■ EXERCISE INSTRUCTIONS
Write out the whole listing, matching it exactly.
++++ MATERIAL SUPPLIED ++++
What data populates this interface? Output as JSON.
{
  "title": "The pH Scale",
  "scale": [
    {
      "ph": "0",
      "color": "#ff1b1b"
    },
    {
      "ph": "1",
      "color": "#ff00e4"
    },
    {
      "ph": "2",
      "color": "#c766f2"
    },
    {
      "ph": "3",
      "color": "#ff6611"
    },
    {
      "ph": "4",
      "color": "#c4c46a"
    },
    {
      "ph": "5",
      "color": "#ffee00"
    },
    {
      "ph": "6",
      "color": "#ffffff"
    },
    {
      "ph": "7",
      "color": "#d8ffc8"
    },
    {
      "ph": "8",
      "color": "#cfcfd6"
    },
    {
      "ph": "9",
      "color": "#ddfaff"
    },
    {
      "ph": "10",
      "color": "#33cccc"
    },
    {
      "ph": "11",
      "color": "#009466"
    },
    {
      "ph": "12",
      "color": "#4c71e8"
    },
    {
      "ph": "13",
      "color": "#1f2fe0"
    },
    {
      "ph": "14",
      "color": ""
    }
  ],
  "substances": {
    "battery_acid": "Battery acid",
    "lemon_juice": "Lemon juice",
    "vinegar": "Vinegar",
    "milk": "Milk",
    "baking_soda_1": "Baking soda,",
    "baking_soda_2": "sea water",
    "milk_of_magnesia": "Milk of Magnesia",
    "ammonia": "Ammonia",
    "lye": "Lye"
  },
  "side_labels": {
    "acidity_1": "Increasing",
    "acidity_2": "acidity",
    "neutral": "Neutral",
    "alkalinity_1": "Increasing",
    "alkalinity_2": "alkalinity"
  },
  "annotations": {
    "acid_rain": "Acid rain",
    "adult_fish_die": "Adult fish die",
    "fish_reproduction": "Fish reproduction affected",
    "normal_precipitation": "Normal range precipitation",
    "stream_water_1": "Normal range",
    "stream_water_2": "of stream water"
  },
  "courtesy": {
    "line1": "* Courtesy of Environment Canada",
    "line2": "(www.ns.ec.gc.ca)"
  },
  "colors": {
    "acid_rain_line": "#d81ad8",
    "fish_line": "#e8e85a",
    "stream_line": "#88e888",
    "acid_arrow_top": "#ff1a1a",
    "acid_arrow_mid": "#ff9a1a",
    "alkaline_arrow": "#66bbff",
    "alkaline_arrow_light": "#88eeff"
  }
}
++++
■ COMPLETED EXERCISE
What data populates this interface? Output as JSON.
{
  "title": "The pH Scale",
  "scale": [
    {
      "ph": "0",
      "color": "#ff1b1b"
    },
    {
      "ph": "1",
      "color": "#ff00e4"
    },
    {
      "ph": "2",
      "color": "#c766f2"
    },
    {
      "ph": "3",
      "color": "#ff6611"
    },
    {
      "ph": "4",
      "color": "#c4c46a"
    },
    {
      "ph": "5",
      "color": "#ffee00"
    },
    {
      "ph": "6",
      "color": "#ffffff"
    },
    {
      "ph": "7",
      "color": "#d8ffc8"
    },
    {
      "ph": "8",
      "color": "#cfcfd6"
    },
    {
      "ph": "9",
      "color": "#ddfaff"
    },
    {
      "ph": "10",
      "color": "#33cccc"
    },
    {
      "ph": "11",
      "color": "#009466"
    },
    {
      "ph": "12",
      "color": "#4c71e8"
    },
    {
      "ph": "13",
      "color": "#1f2fe0"
    },
    {
      "ph": "14",
      "color": ""
    }
  ],
  "substances": {
    "battery_acid": "Battery acid",
    "lemon_juice": "Lemon juice",
    "vinegar": "Vinegar",
    "milk": "Milk",
    "baking_soda_1": "Baking soda,",
    "baking_soda_2": "sea water",
    "milk_of_magnesia": "Milk of Magnesia",
    "ammonia": "Ammonia",
    "lye": "Lye"
  },
  "side_labels": {
    "acidity_1": "Increasing",
    "acidity_2": "acidity",
    "neutral": "Neutral",
    "alkalinity_1": "Increasing",
    "alkalinity_2": "alkalinity"
  },
  "annotations": {
    "acid_rain": "Acid rain",
    "adult_fish_die": "Adult fish die",
    "fish_reproduction": "Fish reproduction affected",
    "normal_precipitation": "Normal range precipitation",
    "stream_water_1": "Normal range",
    "stream_water_2": "of stream water"
  },
  "courtesy": {
    "line1": "* Courtesy of Environment Canada",
    "line2": "(www.ns.ec.gc.ca)"
  },
  "colors": {
    "acid_rain_line": "#d81ad8",
    "fish_line": "#e8e85a",
    "stream_line": "#88e888",
    "acid_arrow_top": "#ff1a1a",
    "acid_arrow_mid": "#ff9a1a",
    "alkaline_arrow": "#66bbff",
    "alkaline_arrow_light": "#88eeff"
  }
}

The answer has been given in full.